===== RECORDS TO PROCESS

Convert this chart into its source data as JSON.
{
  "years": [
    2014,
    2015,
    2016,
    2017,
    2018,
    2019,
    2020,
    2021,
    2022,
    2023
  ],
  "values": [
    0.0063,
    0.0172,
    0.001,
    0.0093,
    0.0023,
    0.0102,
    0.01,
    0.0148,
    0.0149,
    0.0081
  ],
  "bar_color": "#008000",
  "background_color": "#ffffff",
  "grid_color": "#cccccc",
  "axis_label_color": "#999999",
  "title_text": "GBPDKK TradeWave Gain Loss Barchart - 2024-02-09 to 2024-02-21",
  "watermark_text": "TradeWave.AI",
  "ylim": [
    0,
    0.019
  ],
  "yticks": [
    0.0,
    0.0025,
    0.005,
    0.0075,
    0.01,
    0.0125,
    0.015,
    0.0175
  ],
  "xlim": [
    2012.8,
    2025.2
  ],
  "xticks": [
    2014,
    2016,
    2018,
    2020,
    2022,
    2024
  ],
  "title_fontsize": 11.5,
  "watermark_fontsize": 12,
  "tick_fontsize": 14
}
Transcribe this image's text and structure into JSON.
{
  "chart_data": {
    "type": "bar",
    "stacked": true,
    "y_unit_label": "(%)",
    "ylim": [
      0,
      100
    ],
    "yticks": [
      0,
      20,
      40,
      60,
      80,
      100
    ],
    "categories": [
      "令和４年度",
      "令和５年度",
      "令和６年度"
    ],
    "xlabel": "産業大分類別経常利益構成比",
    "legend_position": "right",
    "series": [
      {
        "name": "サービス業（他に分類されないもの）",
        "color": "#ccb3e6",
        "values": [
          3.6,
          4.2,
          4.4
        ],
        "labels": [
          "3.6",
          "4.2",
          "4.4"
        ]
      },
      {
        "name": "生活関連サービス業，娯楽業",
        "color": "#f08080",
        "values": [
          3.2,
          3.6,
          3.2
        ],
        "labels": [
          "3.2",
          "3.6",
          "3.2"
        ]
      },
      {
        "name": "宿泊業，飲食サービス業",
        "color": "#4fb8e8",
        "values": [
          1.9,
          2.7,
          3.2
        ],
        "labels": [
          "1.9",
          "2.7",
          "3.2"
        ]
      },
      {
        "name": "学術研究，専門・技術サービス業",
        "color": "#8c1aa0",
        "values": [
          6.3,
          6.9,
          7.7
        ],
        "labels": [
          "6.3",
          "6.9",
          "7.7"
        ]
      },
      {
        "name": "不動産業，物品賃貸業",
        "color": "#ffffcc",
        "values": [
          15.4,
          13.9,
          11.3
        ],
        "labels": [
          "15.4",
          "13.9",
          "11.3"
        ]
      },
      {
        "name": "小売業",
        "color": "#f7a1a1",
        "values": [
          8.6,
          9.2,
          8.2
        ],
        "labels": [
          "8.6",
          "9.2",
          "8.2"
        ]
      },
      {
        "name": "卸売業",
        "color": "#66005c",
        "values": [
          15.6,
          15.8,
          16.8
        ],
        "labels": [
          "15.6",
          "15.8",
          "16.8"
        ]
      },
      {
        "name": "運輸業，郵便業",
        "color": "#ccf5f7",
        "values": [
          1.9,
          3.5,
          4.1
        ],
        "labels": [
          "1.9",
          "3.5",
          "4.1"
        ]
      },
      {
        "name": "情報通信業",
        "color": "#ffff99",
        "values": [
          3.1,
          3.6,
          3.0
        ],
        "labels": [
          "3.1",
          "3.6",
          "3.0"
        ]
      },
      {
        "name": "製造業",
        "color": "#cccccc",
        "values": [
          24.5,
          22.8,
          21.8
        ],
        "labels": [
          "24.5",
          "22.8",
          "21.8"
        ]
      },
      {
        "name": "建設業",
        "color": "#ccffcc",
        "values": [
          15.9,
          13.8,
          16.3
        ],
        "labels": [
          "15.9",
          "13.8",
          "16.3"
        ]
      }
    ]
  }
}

==========

#### TASK DESCRIPTION:
Return all of the entries word for word.

#### FULL ANSWER:
Convert this chart into its source data as JSON.
{
  "years": [
    2014,
    2015,
    2016,
    2017,
    2018,
    2019,
    2020,
    2021,
    2022,
    2023
  ],
  "values": [
    0.0063,
    0.0172,
    0.001,
    0.0093,
    0.0023,
    0.0102,
    0.01,
    0.0148,
    0.0149,
    0.0081
  ],
  "bar_color": "#008000",
  "background_color": "#ffffff",
  "grid_color": "#cccccc",
  "axis_label_color": "#999999",
  "title_text": "GBPDKK TradeWave Gain Loss Barchart - 2024-02-09 to 2024-02-21",
  "watermark_text": "TradeWave.AI",
  "ylim": [
    0,
    0.019
  ],
  "yticks": [
    0.0,
    0.0025,
    0.005,
    0.0075,
    0.01,
    0.0125,
    0.015,
    0.0175
  ],
  "xlim": [
    2012.8,
    2025.2
  ],
  "xticks": [
    2014,
    2016,
    2018,
    2020,
    2022,
    2024
  ],
  "title_fontsize": 11.5,
  "watermark_fontsize": 12,
  "tick_fontsize": 14
}
Transcribe this image's text and structure into JSON.
{
  "chart_data": {
    "type": "bar",
    "stacked": true,
    "y_unit_label": "(%)",
    "ylim": [
      0,
      100
    ],
    "yticks": [
      0,
      20,
      40,
      60,
      80,
      100
    ],
    "categories": [
      "令和４年度",
      "令和５年度",
      "令和６年度"
    ],
    "xlabel": "産業大分類別経常利益構成比",
    "legend_position": "right",
    "series": [
      {
        "name": "サービス業（他に分類されないもの）",
        "color": "#ccb3e6",
        "values": [
          3.6,
          4.2,
          4.4
        ],
        "labels": [
          "3.6",
          "4.2",
          "4.4"
        ]
      },
      {
        "name": "生活関連サービス業，娯楽業",
        "color": "#f08080",
        "values": [
          3.2,
          3.6,
          3.2
        ],
        "labels": [
          "3.2",
          "3.6",
          "3.2"
        ]
      },
      {
        "name": "宿泊業，飲食サービス業",
        "color": "#4fb8e8",
        "values": [
          1.9,
          2.7,
          3.2
        ],
        "labels": [
          "1.9",
          "2.7",
          "3.2"
        ]
      },
      {
        "name": "学術研究，専門・技術サービス業",
        "color": "#8c1aa0",
        "values": [
          6.3,
          6.9,
          7.7
        ],
        "labels": [
          "6.3",
          "6.9",
          "7.7"
        ]
      },
      {
        "name": "不動産業，物品賃貸業",
        "color": "#ffffcc",
        "values": [
          15.4,
          13.9,
          11.3
        ],
        "labels": [
          "15.4",
          "13.9",
          "11.3"
        ]
      },
      {
        "name": "小売業",
        "color": "#f7a1a1",
        "values": [
          8.6,
          9.2,
          8.2
        ],
        "labels": [
          "8.6",
          "9.2",
          "8.2"
        ]
      },
      {
        "name": "卸売業",
        "color": "#66005c",
        "values": [
          15.6,
          15.8,
          16.8
        ],
        "labels": [
          "15.6",
          "15.8",
          "16.8"
        ]
      },
      {
        "name": "運輸業，郵便業",
        "color": "#ccf5f7",
        "values": [
          1.9,
          3.5,
          4.1
        ],
        "labels": [
          "1.9",
          "3.5",
          "4.1"
        ]
      },
      {
        "name": "情報通信業",
        "color": "#ffff99",
        "values": [
          3.1,
          3.6,
          3.0
        ],
        "labels": [
          "3.1",
          "3.6",
          "3.0"
        ]
      },
      {
        "name": "製造業",
        "color": "#cccccc",
        "values": [
          24.5,
          22.8,
          21.8
        ],
        "labels": [
          "24.5",
          "22.8",
          "21.8"
        ]
      },
      {
        "name": "建設業",
        "color": "#ccffcc",
        "values": [
          15.9,
          13.8,
          16.3
        ],
        "labels": [
          "15.9",
          "13.8",
          "16.3"
        ]
      }
    ]
  }
}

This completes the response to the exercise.